##### ENTRIES PROVIDED #####

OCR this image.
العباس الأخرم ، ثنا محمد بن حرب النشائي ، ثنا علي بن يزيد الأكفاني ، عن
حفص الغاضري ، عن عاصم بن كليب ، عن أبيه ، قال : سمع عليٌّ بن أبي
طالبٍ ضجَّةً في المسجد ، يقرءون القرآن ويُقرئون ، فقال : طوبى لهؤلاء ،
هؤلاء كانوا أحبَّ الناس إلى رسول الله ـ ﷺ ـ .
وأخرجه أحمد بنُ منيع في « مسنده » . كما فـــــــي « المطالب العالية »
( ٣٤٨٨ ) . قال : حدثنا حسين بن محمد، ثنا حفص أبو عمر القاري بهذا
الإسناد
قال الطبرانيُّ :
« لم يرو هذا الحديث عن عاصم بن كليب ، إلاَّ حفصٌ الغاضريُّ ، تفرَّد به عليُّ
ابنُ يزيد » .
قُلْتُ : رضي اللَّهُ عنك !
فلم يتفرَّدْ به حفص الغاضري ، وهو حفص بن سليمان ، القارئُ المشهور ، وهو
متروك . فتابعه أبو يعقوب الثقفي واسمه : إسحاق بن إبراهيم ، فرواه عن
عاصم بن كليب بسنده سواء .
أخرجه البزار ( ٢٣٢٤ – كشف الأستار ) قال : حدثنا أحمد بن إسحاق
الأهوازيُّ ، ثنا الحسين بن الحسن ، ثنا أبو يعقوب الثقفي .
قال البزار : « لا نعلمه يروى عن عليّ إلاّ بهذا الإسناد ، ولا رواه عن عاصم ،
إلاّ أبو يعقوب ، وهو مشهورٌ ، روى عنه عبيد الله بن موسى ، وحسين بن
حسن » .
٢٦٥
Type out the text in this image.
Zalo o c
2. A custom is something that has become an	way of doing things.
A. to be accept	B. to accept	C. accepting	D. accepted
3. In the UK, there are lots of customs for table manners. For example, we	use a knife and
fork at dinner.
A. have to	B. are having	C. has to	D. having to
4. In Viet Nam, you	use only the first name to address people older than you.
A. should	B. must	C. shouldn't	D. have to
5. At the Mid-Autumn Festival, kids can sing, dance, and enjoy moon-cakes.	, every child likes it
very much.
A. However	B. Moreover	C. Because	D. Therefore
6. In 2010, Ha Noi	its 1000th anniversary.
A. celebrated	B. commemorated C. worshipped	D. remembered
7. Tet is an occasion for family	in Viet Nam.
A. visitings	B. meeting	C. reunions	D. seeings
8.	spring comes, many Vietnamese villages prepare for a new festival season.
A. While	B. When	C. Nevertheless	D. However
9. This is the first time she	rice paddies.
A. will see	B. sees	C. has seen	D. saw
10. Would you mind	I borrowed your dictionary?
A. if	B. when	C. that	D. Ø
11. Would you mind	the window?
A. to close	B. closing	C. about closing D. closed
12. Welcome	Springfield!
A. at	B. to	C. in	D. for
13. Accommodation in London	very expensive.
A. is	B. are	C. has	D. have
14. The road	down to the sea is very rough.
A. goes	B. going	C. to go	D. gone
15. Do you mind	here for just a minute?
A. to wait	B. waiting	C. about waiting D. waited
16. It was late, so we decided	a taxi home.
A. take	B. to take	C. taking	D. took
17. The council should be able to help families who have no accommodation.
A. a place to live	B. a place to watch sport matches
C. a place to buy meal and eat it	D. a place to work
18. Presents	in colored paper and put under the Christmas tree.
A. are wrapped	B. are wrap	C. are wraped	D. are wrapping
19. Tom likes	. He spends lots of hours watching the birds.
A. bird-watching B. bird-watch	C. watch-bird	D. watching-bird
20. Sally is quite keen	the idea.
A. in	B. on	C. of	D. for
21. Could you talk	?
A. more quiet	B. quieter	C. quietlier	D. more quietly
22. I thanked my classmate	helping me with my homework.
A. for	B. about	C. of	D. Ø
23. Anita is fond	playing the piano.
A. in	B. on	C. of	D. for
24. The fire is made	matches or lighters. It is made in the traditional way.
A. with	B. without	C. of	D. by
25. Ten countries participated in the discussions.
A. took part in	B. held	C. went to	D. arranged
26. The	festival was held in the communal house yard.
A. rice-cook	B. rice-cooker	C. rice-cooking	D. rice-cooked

#####

-- TASK TO CARRY OUT --
Retype the whole listing, matching it exactly.

-- SOLUTION FOR THIS TASK --
OCR this image.
العباس الأخرم ، ثنا محمد بن حرب النشائي ، ثنا علي بن يزيد الأكفاني ، عن
حفص الغاضري ، عن عاصم بن كليب ، عن أبيه ، قال : سمع عليٌّ بن أبي
طالبٍ ضجَّةً في المسجد ، يقرءون القرآن ويُقرئون ، فقال : طوبى لهؤلاء ،
هؤلاء كانوا أحبَّ الناس إلى رسول الله ـ ﷺ ـ .
وأخرجه أحمد بنُ منيع في « مسنده » . كما فـــــــي « المطالب العالية »
( ٣٤٨٨ ) . قال : حدثنا حسين بن محمد، ثنا حفص أبو عمر القاري بهذا
الإسناد
قال الطبرانيُّ :
« لم يرو هذا الحديث عن عاصم بن كليب ، إلاَّ حفصٌ الغاضريُّ ، تفرَّد به عليُّ
ابنُ يزيد » .
قُلْتُ : رضي اللَّهُ عنك !
فلم يتفرَّدْ به حفص الغاضري ، وهو حفص بن سليمان ، القارئُ المشهور ، وهو
متروك . فتابعه أبو يعقوب الثقفي واسمه : إسحاق بن إبراهيم ، فرواه عن
عاصم بن كليب بسنده سواء .
أخرجه البزار ( ٢٣٢٤ – كشف الأستار ) قال : حدثنا أحمد بن إسحاق
الأهوازيُّ ، ثنا الحسين بن الحسن ، ثنا أبو يعقوب الثقفي .
قال البزار : « لا نعلمه يروى عن عليّ إلاّ بهذا الإسناد ، ولا رواه عن عاصم ،
إلاّ أبو يعقوب ، وهو مشهورٌ ، روى عنه عبيد الله بن موسى ، وحسين بن
حسن » .
٢٦٥
Type out the text in this image.
Zalo o c
2. A custom is something that has become an	way of doing things.
A. to be accept	B. to accept	C. accepting	D. accepted
3. In the UK, there are lots of customs for table manners. For example, we	use a knife and
fork at dinner.
A. have to	B. are having	C. has to	D. having to
4. In Viet Nam, you	use only the first name to address people older than you.
A. should	B. must	C. shouldn't	D. have to
5. At the Mid-Autumn Festival, kids can sing, dance, and enjoy moon-cakes.	, every child likes it
very much.
A. However	B. Moreover	C. Because	D. Therefore
6. In 2010, Ha Noi	its 1000th anniversary.
A. celebrated	B. commemorated C. worshipped	D. remembered
7. Tet is an occasion for family	in Viet Nam.
A. visitings	B. meeting	C. reunions	D. seeings
8.	spring comes, many Vietnamese villages prepare for a new festival season.
A. While	B. When	C. Nevertheless	D. However
9. This is the first time she	rice paddies.
A. will see	B. sees	C. has seen	D. saw
10. Would you mind	I borrowed your dictionary?
A. if	B. when	C. that	D. Ø
11. Would you mind	the window?
A. to close	B. closing	C. about closing D. closed
12. Welcome	Springfield!
A. at	B. to	C. in	D. for
13. Accommodation in London	very expensive.
A. is	B. are	C. has	D. have
14. The road	down to the sea is very rough.
A. goes	B. going	C. to go	D. gone
15. Do you mind	here for just a minute?
A. to wait	B. waiting	C. about waiting D. waited
16. It was late, so we decided	a taxi home.
A. take	B. to take	C. taking	D. took
17. The council should be able to help families who have no accommodation.
A. a place to live	B. a place to watch sport matches
C. a place to buy meal and eat it	D. a place to work
18. Presents	in colored paper and put under the Christmas tree.
A. are wrapped	B. are wrap	C. are wraped	D. are wrapping
19. Tom likes	. He spends lots of hours watching the birds.
A. bird-watching B. bird-watch	C. watch-bird	D. watching-bird
20. Sally is quite keen	the idea.
A. in	B. on	C. of	D. for
21. Could you talk	?
A. more quiet	B. quieter	C. quietlier	D. more quietly
22. I thanked my classmate	helping me with my homework.
A. for	B. about	C. of	D. Ø
23. Anita is fond	playing the piano.
A. in	B. on	C. of	D. for
24. The fire is made	matches or lighters. It is made in the traditional way.
A. with	B. without	C. of	D. by
25. Ten countries participated in the discussions.
A. took part in	B. held	C. went to	D. arranged
26. The	festival was held in the communal house yard.
A. rice-cook	B. rice-cooker	C. rice-cooking	D. rice-cooked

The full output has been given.